Task instructions — Reproduce all of the data below without alteration; exclude every picture.

"""

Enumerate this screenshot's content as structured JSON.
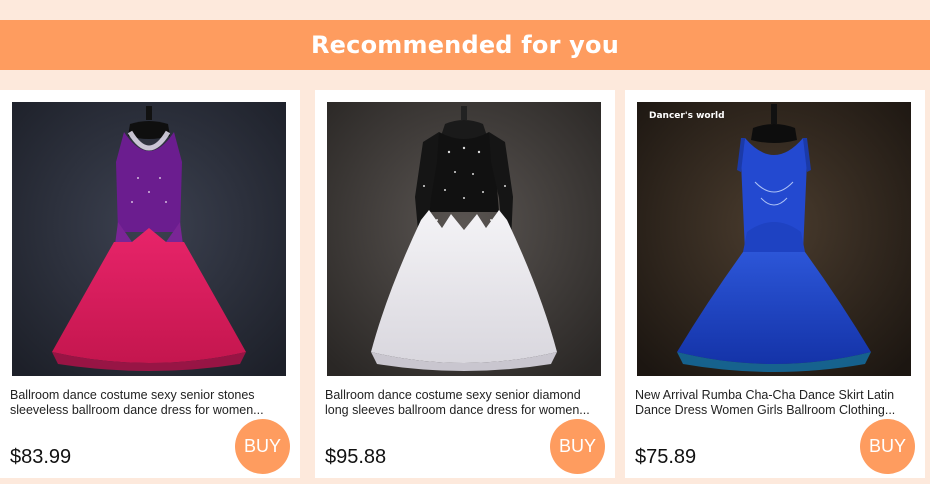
{
  "header": {
    "title": "Recommended for you"
  },
  "products": [
    {
      "title_line1": "Ballroom dance costume sexy senior diamond",
      "title_line2": "long sleeves ballroom dance dress for women...",
      "price": "$95.88",
      "buy_label": "BUY",
      "image": "black-and-white-ballroom-gown",
      "watermark": ""
    },
    {
      "title_line1": "New Arrival Rumba Cha-Cha Dance Skirt Latin",
      "title_line2": "Dance Dress Women Girls Ballroom Clothing...",
      "price": "$75.89",
      "buy_label": "BUY",
      "image": "royal-blue-ballroom-gown",
      "watermark": "Dancer's world"
    },
    {
      "title_line1": "Ballroom dance costume sexy senior stones",
      "title_line2": "sleeveless ballroom dance dress for women...",
      "price": "$83.99",
      "buy_label": "BUY",
      "image": "purple-and-red-ballroom-gown",
      "watermark": ""
    }
  ],
  "colors": {
    "page_background": "#fde9dc",
    "accent": "#fe9c5f",
    "card": "#ffffff"
  }
}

"""

Written response —
Enumerate this screenshot's content as structured JSON.
{
  "header": {
    "title": "Recommended for you"
  },
  "products": [
    {
      "title_line1": "Ballroom dance costume sexy senior diamond",
      "title_line2": "long sleeves ballroom dance dress for women...",
      "price": "$95.88",
      "buy_label": "BUY",
      "image": "black-and-white-ballroom-gown",
      "watermark": ""
    },
    {
      "title_line1": "New Arrival Rumba Cha-Cha Dance Skirt Latin",
      "title_line2": "Dance Dress Women Girls Ballroom Clothing...",
      "price": "$75.89",
      "buy_label": "BUY",
      "image": "royal-blue-ballroom-gown",
      "watermark": "Dancer's world"
    },
    {
      "title_line1": "Ballroom dance costume sexy senior stones",
      "title_line2": "sleeveless ballroom dance dress for women...",
      "price": "$83.99",
      "buy_label": "BUY",
      "image": "purple-and-red-ballroom-gown",
      "watermark": ""
    }
  ],
  "colors": {
    "page_background": "#fde9dc",
    "accent": "#fe9c5f",
    "card": "#ffffff"
  }
}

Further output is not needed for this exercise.